OBJECTIVE
Copy each of the entries below faithfully, setting aside any pictures.

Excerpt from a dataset
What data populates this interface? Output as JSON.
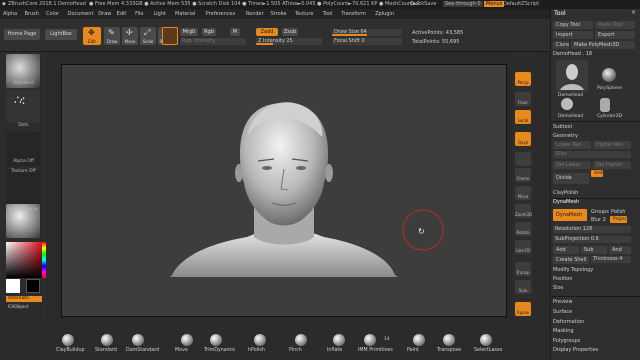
{
  "titlebar": {
    "app": "ZBrushCore 2018.1",
    "doc": "DemoHead",
    "stats": "● Free Mem 4.333GB ● Active Mem 535 ● Scratch Disk 104 ● Timer►1.505 ATime►0.045 ● PolyCount►70.621 KP ● MeshCount►2",
    "quicksave": "QuickSave",
    "seethrough": "See-through 0",
    "menus": "Menus",
    "script": "DefaultZScript"
  },
  "menubar": [
    "Alpha",
    "Brush",
    "Color",
    "Document",
    "Draw",
    "Edit",
    "File",
    "Light",
    "Material",
    "Preferences",
    "Render",
    "Stroke",
    "Texture",
    "Tool",
    "Transform",
    "Zplugin"
  ],
  "toolbar": {
    "home": "Home Page",
    "lightbox": "LightBox",
    "edit": "Edit",
    "draw": "Draw",
    "move": "Move",
    "scale": "Scale",
    "rotate": "Rotate",
    "mrgb": "Mrgb",
    "rgb": "Rgb",
    "m": "M",
    "rgb_intensity": "Rgb Intensity",
    "zadd": "Zadd",
    "zsub": "Zsub",
    "z_intensity": "Z Intensity 25",
    "draw_size": "Draw Size 64",
    "focal_shift": "Focal Shift 0",
    "active_points": "ActivePoints: 43,585",
    "total_points": "TotalPoints: 55,695"
  },
  "progress": {
    "z_intensity": 0.25,
    "draw_size": 0.5
  },
  "leftbar": {
    "standard": "Standard",
    "dots": "Dots",
    "alpha_off": "Alpha Off",
    "texture_off": "Texture Off",
    "matcap": "MatCap Gray",
    "alternate": "Alternate",
    "fillobject": "FillObject"
  },
  "rightshelf": [
    "Persp",
    "Floor",
    "Local",
    "Qxyz",
    "",
    "Frame",
    "Move",
    "Zoom3D",
    "Rotate",
    "Line Fill PolyF",
    "Transp",
    "Solo",
    "Xpose"
  ],
  "bottombar": [
    "ClayBuildup",
    "Standard",
    "DamStandard",
    "Move",
    "TrimDynamic",
    "hPolish",
    "Pinch",
    "Inflate",
    "IMM Primitives",
    "Paint",
    "Transpose",
    "SelectLasso"
  ],
  "imm_count": "14",
  "panel": {
    "title": "Tool",
    "copy_tool": "Copy Tool",
    "paste_tool": "Paste Tool",
    "import": "Import",
    "export": "Export",
    "clone": "Clone",
    "make_polymesh": "Make PolyMesh3D",
    "current_tool": "DemoHead . 18",
    "tools": [
      "DemoHead",
      "PolySphere",
      "DemoHead",
      "Cylinder3D"
    ],
    "subtool": "Subtool",
    "geometry": "Geometry",
    "lower_res": "Lower Res",
    "higher_res": "Higher Res",
    "sdiv": "SDiv",
    "del_lower": "Del Lower",
    "del_higher": "Del Higher",
    "divide": "Divide",
    "smt": "Smt",
    "claypolish": "ClayPolish",
    "dynamesh_header": "DynaMesh",
    "dynamesh": "DynaMesh",
    "groups": "Groups",
    "polish": "Polish",
    "blur": "Blur 2",
    "project": "Project",
    "resolution": "Resolution 128",
    "subprojection": "SubProjection 0.6",
    "add": "Add",
    "sub": "Sub",
    "and": "And",
    "create_shell": "Create Shell",
    "thickness": "Thickness 4",
    "modify_topology": "Modify Topology",
    "position": "Position",
    "size": "Size",
    "preview": "Preview",
    "surface": "Surface",
    "deformation": "Deformation",
    "masking": "Masking",
    "polygroups": "Polygroups",
    "display_properties": "Display Properties"
  },
  "colors": {
    "accent": "#e8891e",
    "panel": "#2f2f2f",
    "canvas": "#3d3d3d",
    "brush_ring": "#c0282a"
  }
}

ANSWER IN FULL
What data populates this interface? Output as JSON.
{
  "titlebar": {
    "app": "ZBrushCore 2018.1",
    "doc": "DemoHead",
    "stats": "● Free Mem 4.333GB ● Active Mem 535 ● Scratch Disk 104 ● Timer►1.505 ATime►0.045 ● PolyCount►70.621 KP ● MeshCount►2",
    "quicksave": "QuickSave",
    "seethrough": "See-through 0",
    "menus": "Menus",
    "script": "DefaultZScript"
  },
  "menubar": [
    "Alpha",
    "Brush",
    "Color",
    "Document",
    "Draw",
    "Edit",
    "File",
    "Light",
    "Material",
    "Preferences",
    "Render",
    "Stroke",
    "Texture",
    "Tool",
    "Transform",
    "Zplugin"
  ],
  "toolbar": {
    "home": "Home Page",
    "lightbox": "LightBox",
    "edit": "Edit",
    "draw": "Draw",
    "move": "Move",
    "scale": "Scale",
    "rotate": "Rotate",
    "mrgb": "Mrgb",
    "rgb": "Rgb",
    "m": "M",
    "rgb_intensity": "Rgb Intensity",
    "zadd": "Zadd",
    "zsub": "Zsub",
    "z_intensity": "Z Intensity 25",
    "draw_size": "Draw Size 64",
    "focal_shift": "Focal Shift 0",
    "active_points": "ActivePoints: 43,585",
    "total_points": "TotalPoints: 55,695"
  },
  "progress": {
    "z_intensity": 0.25,
    "draw_size": 0.5
  },
  "leftbar": {
    "standard": "Standard",
    "dots": "Dots",
    "alpha_off": "Alpha Off",
    "texture_off": "Texture Off",
    "matcap": "MatCap Gray",
    "alternate": "Alternate",
    "fillobject": "FillObject"
  },
  "rightshelf": [
    "Persp",
    "Floor",
    "Local",
    "Qxyz",
    "",
    "Frame",
    "Move",
    "Zoom3D",
    "Rotate",
    "Line Fill PolyF",
    "Transp",
    "Solo",
    "Xpose"
  ],
  "bottombar": [
    "ClayBuildup",
    "Standard",
    "DamStandard",
    "Move",
    "TrimDynamic",
    "hPolish",
    "Pinch",
    "Inflate",
    "IMM Primitives",
    "Paint",
    "Transpose",
    "SelectLasso"
  ],
  "imm_count": "14",
  "panel": {
    "title": "Tool",
    "copy_tool": "Copy Tool",
    "paste_tool": "Paste Tool",
    "import": "Import",
    "export": "Export",
    "clone": "Clone",
    "make_polymesh": "Make PolyMesh3D",
    "current_tool": "DemoHead . 18",
    "tools": [
      "DemoHead",
      "PolySphere",
      "DemoHead",
      "Cylinder3D"
    ],
    "subtool": "Subtool",
    "geometry": "Geometry",
    "lower_res": "Lower Res",
    "higher_res": "Higher Res",
    "sdiv": "SDiv",
    "del_lower": "Del Lower",
    "del_higher": "Del Higher",
    "divide": "Divide",
    "smt": "Smt",
    "claypolish": "ClayPolish",
    "dynamesh_header": "DynaMesh",
    "dynamesh": "DynaMesh",
    "groups": "Groups",
    "polish": "Polish",
    "blur": "Blur 2",
    "project": "Project",
    "resolution": "Resolution 128",
    "subprojection": "SubProjection 0.6",
    "add": "Add",
    "sub": "Sub",
    "and": "And",
    "create_shell": "Create Shell",
    "thickness": "Thickness 4",
    "modify_topology": "Modify Topology",
    "position": "Position",
    "size": "Size",
    "preview": "Preview",
    "surface": "Surface",
    "deformation": "Deformation",
    "masking": "Masking",
    "polygroups": "Polygroups",
    "display_properties": "Display Properties"
  },
  "colors": {
    "accent": "#e8891e",
    "panel": "#2f2f2f",
    "canvas": "#3d3d3d",
    "brush_ring": "#c0282a"
  }
}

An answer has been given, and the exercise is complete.